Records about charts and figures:
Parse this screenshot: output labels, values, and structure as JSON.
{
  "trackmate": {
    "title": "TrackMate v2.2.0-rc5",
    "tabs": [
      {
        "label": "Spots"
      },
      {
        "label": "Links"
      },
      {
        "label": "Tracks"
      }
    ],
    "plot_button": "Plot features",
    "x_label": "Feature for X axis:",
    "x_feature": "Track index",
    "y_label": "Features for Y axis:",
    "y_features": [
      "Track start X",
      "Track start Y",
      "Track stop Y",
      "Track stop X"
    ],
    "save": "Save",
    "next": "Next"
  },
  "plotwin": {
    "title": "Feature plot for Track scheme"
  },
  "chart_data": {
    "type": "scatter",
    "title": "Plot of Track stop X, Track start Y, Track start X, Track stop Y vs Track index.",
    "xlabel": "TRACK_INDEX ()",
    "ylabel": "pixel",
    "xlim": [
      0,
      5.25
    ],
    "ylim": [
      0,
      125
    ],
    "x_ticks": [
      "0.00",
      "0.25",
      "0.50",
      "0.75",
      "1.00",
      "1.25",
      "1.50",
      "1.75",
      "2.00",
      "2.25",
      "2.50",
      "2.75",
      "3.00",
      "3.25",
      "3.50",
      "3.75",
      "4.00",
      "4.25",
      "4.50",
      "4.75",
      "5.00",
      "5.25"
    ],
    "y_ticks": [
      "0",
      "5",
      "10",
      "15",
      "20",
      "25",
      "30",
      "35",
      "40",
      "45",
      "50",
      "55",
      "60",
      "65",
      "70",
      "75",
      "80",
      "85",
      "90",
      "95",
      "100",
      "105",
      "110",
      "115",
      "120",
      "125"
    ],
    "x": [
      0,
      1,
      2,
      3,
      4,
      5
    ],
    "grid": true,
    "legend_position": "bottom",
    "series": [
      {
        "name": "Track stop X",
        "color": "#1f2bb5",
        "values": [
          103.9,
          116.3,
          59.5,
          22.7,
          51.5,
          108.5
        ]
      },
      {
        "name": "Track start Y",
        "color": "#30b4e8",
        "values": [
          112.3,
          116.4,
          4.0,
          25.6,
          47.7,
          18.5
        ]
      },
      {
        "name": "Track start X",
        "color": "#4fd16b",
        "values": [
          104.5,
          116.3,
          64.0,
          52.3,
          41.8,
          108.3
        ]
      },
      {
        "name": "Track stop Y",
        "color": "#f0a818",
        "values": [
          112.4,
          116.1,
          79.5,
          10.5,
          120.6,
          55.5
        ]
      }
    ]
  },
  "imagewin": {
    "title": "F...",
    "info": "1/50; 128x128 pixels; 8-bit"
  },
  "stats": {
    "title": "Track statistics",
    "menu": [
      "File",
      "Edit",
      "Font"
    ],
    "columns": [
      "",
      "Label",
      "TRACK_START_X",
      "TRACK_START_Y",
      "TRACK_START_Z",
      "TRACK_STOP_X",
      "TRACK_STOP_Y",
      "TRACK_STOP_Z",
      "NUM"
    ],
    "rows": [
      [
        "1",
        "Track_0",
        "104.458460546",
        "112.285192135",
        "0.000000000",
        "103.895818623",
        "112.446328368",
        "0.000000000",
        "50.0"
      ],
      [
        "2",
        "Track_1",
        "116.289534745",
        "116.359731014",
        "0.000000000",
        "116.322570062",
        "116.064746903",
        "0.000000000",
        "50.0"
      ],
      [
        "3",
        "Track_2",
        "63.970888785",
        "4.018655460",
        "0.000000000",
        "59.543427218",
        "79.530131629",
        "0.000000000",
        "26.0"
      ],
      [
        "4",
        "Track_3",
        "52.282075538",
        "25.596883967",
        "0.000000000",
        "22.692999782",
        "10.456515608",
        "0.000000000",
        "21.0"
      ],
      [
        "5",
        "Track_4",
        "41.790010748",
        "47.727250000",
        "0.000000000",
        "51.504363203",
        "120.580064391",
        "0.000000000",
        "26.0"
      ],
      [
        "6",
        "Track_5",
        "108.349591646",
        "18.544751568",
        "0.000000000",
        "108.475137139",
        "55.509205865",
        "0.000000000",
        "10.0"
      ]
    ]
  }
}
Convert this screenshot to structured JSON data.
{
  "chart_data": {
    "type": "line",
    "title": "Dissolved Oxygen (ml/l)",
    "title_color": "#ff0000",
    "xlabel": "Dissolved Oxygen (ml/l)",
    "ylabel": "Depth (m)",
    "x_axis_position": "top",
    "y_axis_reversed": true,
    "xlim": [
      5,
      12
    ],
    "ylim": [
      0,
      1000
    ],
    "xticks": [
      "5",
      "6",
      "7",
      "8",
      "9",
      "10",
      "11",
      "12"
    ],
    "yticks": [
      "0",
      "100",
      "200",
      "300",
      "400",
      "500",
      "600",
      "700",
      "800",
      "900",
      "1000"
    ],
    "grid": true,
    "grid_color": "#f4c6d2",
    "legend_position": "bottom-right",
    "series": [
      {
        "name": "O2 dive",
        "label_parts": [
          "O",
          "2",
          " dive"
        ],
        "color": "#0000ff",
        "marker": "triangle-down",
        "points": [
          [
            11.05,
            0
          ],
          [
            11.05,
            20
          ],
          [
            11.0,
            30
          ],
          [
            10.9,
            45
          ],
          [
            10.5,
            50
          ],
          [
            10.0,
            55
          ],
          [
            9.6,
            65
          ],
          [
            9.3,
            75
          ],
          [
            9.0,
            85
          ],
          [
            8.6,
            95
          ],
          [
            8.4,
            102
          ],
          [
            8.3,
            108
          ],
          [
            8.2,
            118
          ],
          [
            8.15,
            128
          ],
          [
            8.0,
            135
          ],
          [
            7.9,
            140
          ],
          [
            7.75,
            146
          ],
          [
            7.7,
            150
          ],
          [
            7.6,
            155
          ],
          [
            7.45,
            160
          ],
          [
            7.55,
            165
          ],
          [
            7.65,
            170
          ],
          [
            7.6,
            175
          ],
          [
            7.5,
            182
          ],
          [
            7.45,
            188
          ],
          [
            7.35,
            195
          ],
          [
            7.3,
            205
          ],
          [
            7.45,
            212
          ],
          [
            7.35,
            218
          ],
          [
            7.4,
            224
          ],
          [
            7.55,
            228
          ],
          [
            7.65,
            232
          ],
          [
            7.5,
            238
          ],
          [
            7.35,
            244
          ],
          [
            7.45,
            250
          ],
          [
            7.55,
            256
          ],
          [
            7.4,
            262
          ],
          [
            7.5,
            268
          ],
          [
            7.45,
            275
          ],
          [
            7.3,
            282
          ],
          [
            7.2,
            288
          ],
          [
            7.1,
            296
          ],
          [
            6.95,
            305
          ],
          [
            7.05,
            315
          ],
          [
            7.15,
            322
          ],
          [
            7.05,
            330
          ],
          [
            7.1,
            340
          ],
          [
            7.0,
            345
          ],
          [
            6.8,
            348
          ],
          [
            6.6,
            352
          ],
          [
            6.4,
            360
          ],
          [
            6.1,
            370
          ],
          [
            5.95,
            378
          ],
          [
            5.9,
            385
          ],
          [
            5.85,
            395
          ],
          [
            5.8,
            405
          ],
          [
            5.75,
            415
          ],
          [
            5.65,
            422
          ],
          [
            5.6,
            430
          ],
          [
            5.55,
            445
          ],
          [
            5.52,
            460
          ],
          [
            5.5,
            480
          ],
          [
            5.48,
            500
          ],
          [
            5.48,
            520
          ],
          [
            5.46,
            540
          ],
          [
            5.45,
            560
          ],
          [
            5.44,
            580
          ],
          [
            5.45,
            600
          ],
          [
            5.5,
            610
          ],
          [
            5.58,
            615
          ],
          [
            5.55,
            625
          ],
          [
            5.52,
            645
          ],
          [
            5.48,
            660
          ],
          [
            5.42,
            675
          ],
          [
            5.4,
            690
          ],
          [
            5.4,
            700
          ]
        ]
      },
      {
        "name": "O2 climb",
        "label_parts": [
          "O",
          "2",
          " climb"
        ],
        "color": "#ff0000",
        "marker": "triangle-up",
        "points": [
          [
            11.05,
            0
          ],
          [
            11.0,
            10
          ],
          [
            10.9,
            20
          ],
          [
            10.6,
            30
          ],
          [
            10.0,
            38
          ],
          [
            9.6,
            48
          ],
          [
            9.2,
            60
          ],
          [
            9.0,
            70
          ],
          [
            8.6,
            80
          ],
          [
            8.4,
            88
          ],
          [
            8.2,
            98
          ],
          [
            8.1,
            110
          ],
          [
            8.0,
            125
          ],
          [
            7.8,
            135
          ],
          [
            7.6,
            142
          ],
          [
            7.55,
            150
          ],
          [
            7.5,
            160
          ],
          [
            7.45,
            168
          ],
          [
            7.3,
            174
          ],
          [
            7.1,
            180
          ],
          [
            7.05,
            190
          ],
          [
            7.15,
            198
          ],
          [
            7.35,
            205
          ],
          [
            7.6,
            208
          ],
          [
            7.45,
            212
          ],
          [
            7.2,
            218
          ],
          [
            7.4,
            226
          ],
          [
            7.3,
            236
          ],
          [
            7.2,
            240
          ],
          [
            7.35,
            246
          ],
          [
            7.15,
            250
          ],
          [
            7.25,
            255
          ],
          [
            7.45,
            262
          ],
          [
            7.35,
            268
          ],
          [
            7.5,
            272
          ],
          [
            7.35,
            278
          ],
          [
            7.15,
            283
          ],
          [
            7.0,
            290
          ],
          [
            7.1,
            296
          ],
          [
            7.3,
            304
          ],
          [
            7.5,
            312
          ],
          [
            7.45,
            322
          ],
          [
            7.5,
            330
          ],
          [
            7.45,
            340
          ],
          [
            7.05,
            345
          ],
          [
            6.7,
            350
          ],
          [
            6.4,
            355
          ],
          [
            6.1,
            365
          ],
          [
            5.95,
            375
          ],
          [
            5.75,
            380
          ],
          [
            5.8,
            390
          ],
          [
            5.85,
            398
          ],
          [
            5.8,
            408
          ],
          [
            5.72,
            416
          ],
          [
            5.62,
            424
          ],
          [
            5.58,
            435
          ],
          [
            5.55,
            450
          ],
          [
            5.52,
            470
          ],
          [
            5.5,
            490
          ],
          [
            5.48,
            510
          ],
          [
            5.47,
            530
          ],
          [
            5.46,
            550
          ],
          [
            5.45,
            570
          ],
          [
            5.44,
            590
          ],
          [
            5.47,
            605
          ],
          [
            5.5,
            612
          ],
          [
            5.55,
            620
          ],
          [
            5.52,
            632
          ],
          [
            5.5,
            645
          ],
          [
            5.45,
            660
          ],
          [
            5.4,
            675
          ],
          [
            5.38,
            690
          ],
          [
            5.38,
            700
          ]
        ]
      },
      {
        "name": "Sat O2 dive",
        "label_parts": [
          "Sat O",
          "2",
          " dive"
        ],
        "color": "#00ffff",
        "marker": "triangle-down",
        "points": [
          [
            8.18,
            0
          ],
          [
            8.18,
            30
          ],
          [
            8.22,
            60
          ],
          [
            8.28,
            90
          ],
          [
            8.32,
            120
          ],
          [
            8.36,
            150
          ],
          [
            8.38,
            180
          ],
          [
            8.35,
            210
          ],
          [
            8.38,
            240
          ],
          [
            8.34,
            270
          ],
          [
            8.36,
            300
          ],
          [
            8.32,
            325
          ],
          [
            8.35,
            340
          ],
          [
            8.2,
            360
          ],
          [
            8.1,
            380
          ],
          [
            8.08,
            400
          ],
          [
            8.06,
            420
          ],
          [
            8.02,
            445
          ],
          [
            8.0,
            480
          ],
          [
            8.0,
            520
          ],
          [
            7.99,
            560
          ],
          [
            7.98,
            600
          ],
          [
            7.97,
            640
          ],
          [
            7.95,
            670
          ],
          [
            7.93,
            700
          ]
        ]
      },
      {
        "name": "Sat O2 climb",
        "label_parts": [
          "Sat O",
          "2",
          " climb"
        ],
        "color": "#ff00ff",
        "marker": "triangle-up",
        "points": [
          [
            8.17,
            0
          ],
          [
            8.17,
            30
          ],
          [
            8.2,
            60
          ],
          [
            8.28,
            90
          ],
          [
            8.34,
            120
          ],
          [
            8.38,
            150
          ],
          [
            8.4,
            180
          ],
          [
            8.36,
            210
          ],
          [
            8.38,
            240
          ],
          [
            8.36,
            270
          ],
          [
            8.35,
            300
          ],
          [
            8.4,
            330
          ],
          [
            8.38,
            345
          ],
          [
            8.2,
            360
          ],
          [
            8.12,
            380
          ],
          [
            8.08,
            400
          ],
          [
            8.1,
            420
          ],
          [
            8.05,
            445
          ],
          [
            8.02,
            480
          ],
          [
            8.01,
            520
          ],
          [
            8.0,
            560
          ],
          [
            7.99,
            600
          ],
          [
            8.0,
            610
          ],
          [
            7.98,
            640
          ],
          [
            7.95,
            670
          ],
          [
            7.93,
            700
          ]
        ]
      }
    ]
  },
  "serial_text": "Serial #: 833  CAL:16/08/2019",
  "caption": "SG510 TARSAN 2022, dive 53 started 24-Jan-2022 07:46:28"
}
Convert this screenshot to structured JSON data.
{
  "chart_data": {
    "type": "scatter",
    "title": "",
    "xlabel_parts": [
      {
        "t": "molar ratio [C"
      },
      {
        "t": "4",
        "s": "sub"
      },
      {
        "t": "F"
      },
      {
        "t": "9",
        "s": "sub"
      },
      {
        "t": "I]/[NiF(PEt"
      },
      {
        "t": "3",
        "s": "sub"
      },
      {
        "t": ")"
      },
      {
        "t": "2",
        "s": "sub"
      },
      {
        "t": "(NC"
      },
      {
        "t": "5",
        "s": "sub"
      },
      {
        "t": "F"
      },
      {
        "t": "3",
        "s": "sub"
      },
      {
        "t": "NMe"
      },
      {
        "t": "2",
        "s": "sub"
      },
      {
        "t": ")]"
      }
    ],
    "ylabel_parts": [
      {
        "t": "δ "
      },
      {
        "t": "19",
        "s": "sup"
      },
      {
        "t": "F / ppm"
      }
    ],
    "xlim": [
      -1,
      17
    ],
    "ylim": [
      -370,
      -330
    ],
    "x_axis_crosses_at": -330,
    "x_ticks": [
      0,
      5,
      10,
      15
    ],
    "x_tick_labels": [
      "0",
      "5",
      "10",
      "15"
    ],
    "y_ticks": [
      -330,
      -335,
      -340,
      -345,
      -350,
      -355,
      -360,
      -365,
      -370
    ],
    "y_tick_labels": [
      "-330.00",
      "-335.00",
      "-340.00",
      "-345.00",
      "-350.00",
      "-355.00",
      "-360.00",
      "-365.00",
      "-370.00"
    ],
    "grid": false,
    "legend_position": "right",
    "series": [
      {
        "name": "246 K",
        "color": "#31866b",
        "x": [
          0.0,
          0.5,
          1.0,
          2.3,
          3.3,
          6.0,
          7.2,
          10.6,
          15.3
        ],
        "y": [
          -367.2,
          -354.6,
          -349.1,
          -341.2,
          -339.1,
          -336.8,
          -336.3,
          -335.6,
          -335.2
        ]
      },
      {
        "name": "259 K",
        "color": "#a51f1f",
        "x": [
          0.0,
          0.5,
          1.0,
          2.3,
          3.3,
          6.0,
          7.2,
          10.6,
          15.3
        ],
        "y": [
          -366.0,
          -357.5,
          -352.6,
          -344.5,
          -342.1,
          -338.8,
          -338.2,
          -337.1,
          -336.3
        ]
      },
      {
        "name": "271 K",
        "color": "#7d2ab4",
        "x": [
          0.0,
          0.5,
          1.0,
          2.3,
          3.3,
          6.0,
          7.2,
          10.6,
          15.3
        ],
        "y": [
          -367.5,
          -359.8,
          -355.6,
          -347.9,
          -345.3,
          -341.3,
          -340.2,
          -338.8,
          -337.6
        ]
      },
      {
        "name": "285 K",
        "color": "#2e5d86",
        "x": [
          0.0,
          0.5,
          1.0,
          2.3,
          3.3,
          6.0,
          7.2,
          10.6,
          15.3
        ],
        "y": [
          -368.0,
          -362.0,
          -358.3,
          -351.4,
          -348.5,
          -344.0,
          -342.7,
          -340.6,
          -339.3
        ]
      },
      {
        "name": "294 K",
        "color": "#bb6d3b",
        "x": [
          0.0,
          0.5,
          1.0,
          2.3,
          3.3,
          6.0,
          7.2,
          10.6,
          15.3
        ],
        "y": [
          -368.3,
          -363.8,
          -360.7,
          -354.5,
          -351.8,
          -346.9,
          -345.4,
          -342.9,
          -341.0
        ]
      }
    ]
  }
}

TASK: Scan the material above. Copy each line that holds the word "bottom".

SOLUTION:
    "legend_position": "bottom",
    "legend_position": "bottom-right",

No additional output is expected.